*** Data for this exercise
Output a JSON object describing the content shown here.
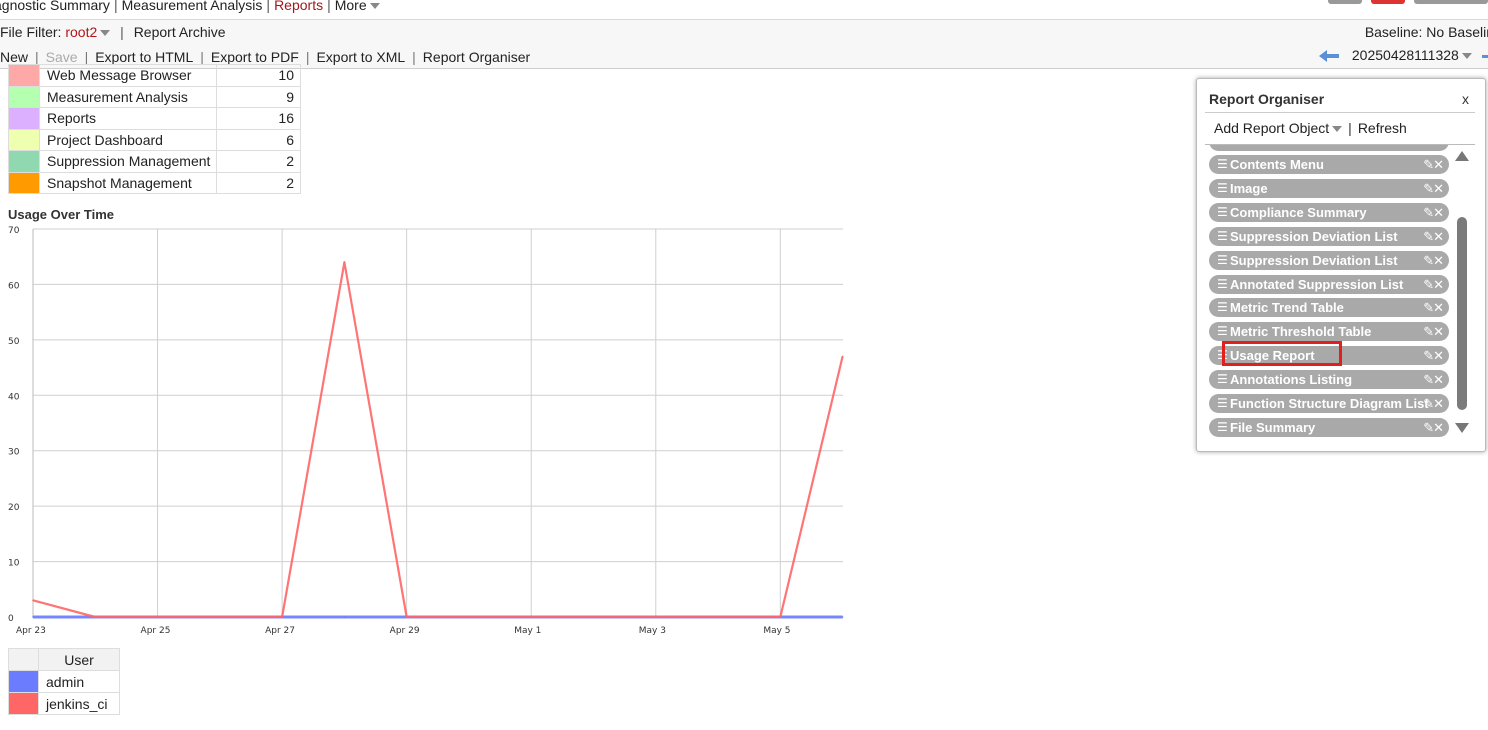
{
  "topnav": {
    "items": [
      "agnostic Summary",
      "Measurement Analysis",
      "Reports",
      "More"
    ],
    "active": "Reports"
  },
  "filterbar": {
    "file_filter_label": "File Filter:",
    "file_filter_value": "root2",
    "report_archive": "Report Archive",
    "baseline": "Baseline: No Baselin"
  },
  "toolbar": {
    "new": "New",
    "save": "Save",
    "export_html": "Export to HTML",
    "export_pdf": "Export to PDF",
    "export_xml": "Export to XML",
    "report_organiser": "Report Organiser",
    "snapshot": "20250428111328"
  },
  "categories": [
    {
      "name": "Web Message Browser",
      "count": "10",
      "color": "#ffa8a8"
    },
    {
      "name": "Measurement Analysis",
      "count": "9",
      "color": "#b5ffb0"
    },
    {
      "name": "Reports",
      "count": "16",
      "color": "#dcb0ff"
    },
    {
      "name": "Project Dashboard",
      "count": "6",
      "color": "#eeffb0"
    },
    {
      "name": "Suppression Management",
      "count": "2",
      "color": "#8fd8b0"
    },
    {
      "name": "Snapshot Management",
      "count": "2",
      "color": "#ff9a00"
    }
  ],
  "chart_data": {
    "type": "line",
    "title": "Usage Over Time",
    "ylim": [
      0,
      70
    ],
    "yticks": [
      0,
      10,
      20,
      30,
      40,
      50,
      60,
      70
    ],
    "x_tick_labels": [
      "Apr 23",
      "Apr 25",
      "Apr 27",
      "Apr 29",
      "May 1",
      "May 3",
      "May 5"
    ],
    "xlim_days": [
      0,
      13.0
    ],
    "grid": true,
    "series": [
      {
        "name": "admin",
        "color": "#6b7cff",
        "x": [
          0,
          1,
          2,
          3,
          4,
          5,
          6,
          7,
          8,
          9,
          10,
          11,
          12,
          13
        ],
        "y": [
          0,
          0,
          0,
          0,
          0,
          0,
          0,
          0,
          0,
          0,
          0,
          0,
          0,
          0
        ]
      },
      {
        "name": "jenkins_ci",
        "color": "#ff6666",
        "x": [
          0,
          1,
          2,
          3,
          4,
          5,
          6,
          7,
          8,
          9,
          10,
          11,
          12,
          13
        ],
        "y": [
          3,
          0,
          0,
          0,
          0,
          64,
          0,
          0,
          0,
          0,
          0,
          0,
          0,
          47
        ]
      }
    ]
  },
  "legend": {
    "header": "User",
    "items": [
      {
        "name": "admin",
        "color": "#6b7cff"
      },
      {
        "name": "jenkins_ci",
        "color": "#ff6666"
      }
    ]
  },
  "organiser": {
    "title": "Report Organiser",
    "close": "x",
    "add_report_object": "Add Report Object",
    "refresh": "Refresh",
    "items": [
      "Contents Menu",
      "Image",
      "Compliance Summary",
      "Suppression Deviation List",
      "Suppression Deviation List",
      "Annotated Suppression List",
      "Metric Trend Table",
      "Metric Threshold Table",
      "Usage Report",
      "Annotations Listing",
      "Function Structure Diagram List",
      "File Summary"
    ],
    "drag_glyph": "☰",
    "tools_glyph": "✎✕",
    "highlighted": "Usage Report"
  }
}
******
*** Data for this exercise
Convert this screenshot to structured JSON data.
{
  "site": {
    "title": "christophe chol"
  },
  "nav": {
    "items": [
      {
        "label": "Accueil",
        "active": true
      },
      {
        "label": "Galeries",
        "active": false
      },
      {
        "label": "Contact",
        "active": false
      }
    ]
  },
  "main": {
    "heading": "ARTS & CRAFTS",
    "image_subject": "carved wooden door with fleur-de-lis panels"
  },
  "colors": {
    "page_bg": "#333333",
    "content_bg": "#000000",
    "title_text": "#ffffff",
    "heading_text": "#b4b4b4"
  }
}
******
*** Data for this exercise
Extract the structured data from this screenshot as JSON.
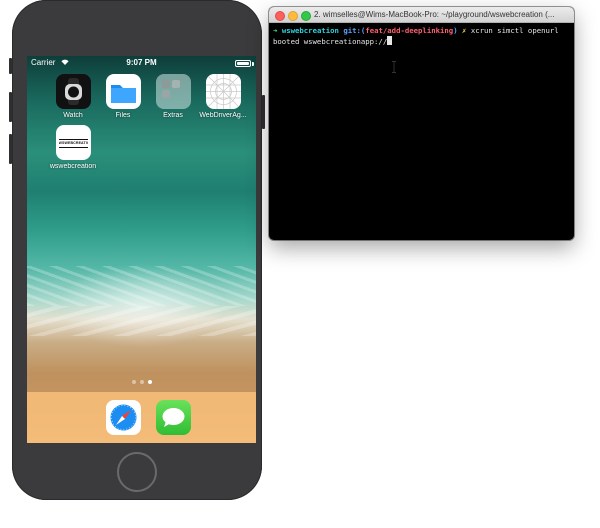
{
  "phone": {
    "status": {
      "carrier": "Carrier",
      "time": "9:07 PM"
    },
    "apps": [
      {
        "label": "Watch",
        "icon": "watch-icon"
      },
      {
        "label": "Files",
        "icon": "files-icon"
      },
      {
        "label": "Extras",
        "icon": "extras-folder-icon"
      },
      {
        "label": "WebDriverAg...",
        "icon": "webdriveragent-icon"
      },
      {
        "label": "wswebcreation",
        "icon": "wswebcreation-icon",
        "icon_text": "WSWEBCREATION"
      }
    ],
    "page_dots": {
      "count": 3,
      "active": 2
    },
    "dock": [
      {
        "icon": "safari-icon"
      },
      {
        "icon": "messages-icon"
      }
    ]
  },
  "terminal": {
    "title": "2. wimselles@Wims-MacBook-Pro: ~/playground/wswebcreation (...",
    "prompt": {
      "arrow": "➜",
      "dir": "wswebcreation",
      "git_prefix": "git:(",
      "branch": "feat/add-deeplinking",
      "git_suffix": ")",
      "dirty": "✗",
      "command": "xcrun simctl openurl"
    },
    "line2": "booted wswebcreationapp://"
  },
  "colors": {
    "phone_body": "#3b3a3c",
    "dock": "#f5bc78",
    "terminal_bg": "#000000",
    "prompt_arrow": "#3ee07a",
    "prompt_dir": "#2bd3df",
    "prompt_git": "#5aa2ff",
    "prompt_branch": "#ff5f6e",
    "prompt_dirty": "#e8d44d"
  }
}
******
(Given instruction) Return every line above that contains the word "Table".

(The response)
      "Metric Trend Table",
      "Metric Threshold Table",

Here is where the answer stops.